• [TASK BRIEF] Output the data that follows exactly, line for line.

[Stored entries]
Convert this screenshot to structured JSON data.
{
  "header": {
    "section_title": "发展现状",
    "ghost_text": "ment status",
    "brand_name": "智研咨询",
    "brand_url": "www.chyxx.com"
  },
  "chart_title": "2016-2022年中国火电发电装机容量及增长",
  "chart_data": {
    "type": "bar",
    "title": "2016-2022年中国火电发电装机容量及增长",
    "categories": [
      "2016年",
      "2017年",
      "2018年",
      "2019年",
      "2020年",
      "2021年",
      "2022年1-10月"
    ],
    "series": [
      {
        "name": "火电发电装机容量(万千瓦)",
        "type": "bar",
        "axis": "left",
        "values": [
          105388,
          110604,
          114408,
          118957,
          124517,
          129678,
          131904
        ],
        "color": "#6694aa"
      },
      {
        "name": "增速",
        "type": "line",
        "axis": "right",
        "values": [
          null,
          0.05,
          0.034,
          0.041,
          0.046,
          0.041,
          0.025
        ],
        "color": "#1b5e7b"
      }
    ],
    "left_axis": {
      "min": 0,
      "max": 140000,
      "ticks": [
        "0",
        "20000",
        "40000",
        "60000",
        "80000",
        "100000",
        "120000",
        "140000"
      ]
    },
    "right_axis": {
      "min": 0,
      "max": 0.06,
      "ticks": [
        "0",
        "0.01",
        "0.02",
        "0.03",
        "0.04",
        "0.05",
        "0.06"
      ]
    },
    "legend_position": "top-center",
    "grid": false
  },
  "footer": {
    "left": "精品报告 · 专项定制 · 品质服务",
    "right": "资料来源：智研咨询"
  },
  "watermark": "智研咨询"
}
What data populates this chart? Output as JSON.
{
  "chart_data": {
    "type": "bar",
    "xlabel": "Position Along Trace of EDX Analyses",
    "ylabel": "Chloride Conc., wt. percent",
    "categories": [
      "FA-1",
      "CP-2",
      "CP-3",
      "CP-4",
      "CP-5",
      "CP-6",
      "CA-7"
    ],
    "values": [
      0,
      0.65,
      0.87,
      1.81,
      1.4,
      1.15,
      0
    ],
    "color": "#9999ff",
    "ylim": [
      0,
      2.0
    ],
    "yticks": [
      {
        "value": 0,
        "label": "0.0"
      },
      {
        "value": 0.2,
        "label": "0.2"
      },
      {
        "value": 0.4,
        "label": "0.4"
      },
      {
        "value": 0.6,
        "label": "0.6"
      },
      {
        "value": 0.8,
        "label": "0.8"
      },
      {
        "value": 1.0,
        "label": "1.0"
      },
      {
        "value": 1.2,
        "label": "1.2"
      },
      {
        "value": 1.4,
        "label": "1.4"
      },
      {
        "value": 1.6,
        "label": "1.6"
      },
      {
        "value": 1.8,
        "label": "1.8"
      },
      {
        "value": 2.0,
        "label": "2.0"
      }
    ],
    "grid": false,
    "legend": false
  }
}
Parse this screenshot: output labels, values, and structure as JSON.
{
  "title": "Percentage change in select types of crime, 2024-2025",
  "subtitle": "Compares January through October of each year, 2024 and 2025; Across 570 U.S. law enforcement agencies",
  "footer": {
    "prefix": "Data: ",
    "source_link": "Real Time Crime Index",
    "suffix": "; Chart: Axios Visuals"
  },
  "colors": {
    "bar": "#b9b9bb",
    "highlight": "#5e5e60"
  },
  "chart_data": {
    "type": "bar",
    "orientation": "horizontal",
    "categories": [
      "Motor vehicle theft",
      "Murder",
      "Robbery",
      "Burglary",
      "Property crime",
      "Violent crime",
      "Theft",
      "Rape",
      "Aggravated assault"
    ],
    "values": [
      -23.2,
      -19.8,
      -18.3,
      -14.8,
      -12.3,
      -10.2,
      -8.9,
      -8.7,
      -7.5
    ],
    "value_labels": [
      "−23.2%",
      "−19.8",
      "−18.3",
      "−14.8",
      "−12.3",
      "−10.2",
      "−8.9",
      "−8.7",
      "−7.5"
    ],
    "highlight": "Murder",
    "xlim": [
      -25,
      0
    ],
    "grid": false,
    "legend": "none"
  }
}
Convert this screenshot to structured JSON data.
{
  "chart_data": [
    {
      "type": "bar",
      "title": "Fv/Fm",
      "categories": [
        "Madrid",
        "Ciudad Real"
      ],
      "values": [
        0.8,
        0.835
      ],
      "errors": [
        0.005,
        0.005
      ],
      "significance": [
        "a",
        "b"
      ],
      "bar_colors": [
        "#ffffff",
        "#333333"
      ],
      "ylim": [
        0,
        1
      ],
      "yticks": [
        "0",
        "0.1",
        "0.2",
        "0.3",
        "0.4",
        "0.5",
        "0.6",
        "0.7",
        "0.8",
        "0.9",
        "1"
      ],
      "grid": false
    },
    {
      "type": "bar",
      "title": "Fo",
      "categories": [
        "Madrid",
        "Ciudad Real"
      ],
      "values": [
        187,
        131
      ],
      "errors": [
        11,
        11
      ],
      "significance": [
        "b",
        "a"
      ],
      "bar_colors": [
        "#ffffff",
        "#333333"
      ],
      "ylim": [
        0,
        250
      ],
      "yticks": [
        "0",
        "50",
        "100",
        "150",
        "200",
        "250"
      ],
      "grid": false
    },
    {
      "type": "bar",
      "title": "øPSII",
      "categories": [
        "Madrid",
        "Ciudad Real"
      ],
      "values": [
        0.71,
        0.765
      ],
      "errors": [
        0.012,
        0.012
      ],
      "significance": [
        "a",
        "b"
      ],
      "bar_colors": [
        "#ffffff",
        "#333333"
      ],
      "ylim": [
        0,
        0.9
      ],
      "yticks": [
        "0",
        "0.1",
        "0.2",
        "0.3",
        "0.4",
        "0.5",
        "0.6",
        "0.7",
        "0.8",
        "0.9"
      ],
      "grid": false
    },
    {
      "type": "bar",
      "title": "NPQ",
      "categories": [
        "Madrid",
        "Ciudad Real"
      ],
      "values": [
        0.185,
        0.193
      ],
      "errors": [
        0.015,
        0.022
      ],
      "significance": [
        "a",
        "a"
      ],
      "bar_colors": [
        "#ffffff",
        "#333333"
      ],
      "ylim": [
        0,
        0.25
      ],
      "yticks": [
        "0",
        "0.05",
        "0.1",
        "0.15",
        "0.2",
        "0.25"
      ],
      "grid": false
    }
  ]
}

• [RESPONSE BELOW]
Convert this screenshot to structured JSON data.
{
  "header": {
    "section_title": "发展现状",
    "ghost_text": "ment status",
    "brand_name": "智研咨询",
    "brand_url": "www.chyxx.com"
  },
  "chart_title": "2016-2022年中国火电发电装机容量及增长",
  "chart_data": {
    "type": "bar",
    "title": "2016-2022年中国火电发电装机容量及增长",
    "categories": [
      "2016年",
      "2017年",
      "2018年",
      "2019年",
      "2020年",
      "2021年",
      "2022年1-10月"
    ],
    "series": [
      {
        "name": "火电发电装机容量(万千瓦)",
        "type": "bar",
        "axis": "left",
        "values": [
          105388,
          110604,
          114408,
          118957,
          124517,
          129678,
          131904
        ],
        "color": "#6694aa"
      },
      {
        "name": "增速",
        "type": "line",
        "axis": "right",
        "values": [
          null,
          0.05,
          0.034,
          0.041,
          0.046,
          0.041,
          0.025
        ],
        "color": "#1b5e7b"
      }
    ],
    "left_axis": {
      "min": 0,
      "max": 140000,
      "ticks": [
        "0",
        "20000",
        "40000",
        "60000",
        "80000",
        "100000",
        "120000",
        "140000"
      ]
    },
    "right_axis": {
      "min": 0,
      "max": 0.06,
      "ticks": [
        "0",
        "0.01",
        "0.02",
        "0.03",
        "0.04",
        "0.05",
        "0.06"
      ]
    },
    "legend_position": "top-center",
    "grid": false
  },
  "footer": {
    "left": "精品报告 · 专项定制 · 品质服务",
    "right": "资料来源：智研咨询"
  },
  "watermark": "智研咨询"
}
What data populates this chart? Output as JSON.
{
  "chart_data": {
    "type": "bar",
    "xlabel": "Position Along Trace of EDX Analyses",
    "ylabel": "Chloride Conc., wt. percent",
    "categories": [
      "FA-1",
      "CP-2",
      "CP-3",
      "CP-4",
      "CP-5",
      "CP-6",
      "CA-7"
    ],
    "values": [
      0,
      0.65,
      0.87,
      1.81,
      1.4,
      1.15,
      0
    ],
    "color": "#9999ff",
    "ylim": [
      0,
      2.0
    ],
    "yticks": [
      {
        "value": 0,
        "label": "0.0"
      },
      {
        "value": 0.2,
        "label": "0.2"
      },
      {
        "value": 0.4,
        "label": "0.4"
      },
      {
        "value": 0.6,
        "label": "0.6"
      },
      {
        "value": 0.8,
        "label": "0.8"
      },
      {
        "value": 1.0,
        "label": "1.0"
      },
      {
        "value": 1.2,
        "label": "1.2"
      },
      {
        "value": 1.4,
        "label": "1.4"
      },
      {
        "value": 1.6,
        "label": "1.6"
      },
      {
        "value": 1.8,
        "label": "1.8"
      },
      {
        "value": 2.0,
        "label": "2.0"
      }
    ],
    "grid": false,
    "legend": false
  }
}
Parse this screenshot: output labels, values, and structure as JSON.
{
  "title": "Percentage change in select types of crime, 2024-2025",
  "subtitle": "Compares January through October of each year, 2024 and 2025; Across 570 U.S. law enforcement agencies",
  "footer": {
    "prefix": "Data: ",
    "source_link": "Real Time Crime Index",
    "suffix": "; Chart: Axios Visuals"
  },
  "colors": {
    "bar": "#b9b9bb",
    "highlight": "#5e5e60"
  },
  "chart_data": {
    "type": "bar",
    "orientation": "horizontal",
    "categories": [
      "Motor vehicle theft",
      "Murder",
      "Robbery",
      "Burglary",
      "Property crime",
      "Violent crime",
      "Theft",
      "Rape",
      "Aggravated assault"
    ],
    "values": [
      -23.2,
      -19.8,
      -18.3,
      -14.8,
      -12.3,
      -10.2,
      -8.9,
      -8.7,
      -7.5
    ],
    "value_labels": [
      "−23.2%",
      "−19.8",
      "−18.3",
      "−14.8",
      "−12.3",
      "−10.2",
      "−8.9",
      "−8.7",
      "−7.5"
    ],
    "highlight": "Murder",
    "xlim": [
      -25,
      0
    ],
    "grid": false,
    "legend": "none"
  }
}
Convert this screenshot to structured JSON data.
{
  "chart_data": [
    {
      "type": "bar",
      "title": "Fv/Fm",
      "categories": [
        "Madrid",
        "Ciudad Real"
      ],
      "values": [
        0.8,
        0.835
      ],
      "errors": [
        0.005,
        0.005
      ],
      "significance": [
        "a",
        "b"
      ],
      "bar_colors": [
        "#ffffff",
        "#333333"
      ],
      "ylim": [
        0,
        1
      ],
      "yticks": [
        "0",
        "0.1",
        "0.2",
        "0.3",
        "0.4",
        "0.5",
        "0.6",
        "0.7",
        "0.8",
        "0.9",
        "1"
      ],
      "grid": false
    },
    {
      "type": "bar",
      "title": "Fo",
      "categories": [
        "Madrid",
        "Ciudad Real"
      ],
      "values": [
        187,
        131
      ],
      "errors": [
        11,
        11
      ],
      "significance": [
        "b",
        "a"
      ],
      "bar_colors": [
        "#ffffff",
        "#333333"
      ],
      "ylim": [
        0,
        250
      ],
      "yticks": [
        "0",
        "50",
        "100",
        "150",
        "200",
        "250"
      ],
      "grid": false
    },
    {
      "type": "bar",
      "title": "øPSII",
      "categories": [
        "Madrid",
        "Ciudad Real"
      ],
      "values": [
        0.71,
        0.765
      ],
      "errors": [
        0.012,
        0.012
      ],
      "significance": [
        "a",
        "b"
      ],
      "bar_colors": [
        "#ffffff",
        "#333333"
      ],
      "ylim": [
        0,
        0.9
      ],
      "yticks": [
        "0",
        "0.1",
        "0.2",
        "0.3",
        "0.4",
        "0.5",
        "0.6",
        "0.7",
        "0.8",
        "0.9"
      ],
      "grid": false
    },
    {
      "type": "bar",
      "title": "NPQ",
      "categories": [
        "Madrid",
        "Ciudad Real"
      ],
      "values": [
        0.185,
        0.193
      ],
      "errors": [
        0.015,
        0.022
      ],
      "significance": [
        "a",
        "a"
      ],
      "bar_colors": [
        "#ffffff",
        "#333333"
      ],
      "ylim": [
        0,
        0.25
      ],
      "yticks": [
        "0",
        "0.05",
        "0.1",
        "0.15",
        "0.2",
        "0.25"
      ],
      "grid": false
    }
  ]
}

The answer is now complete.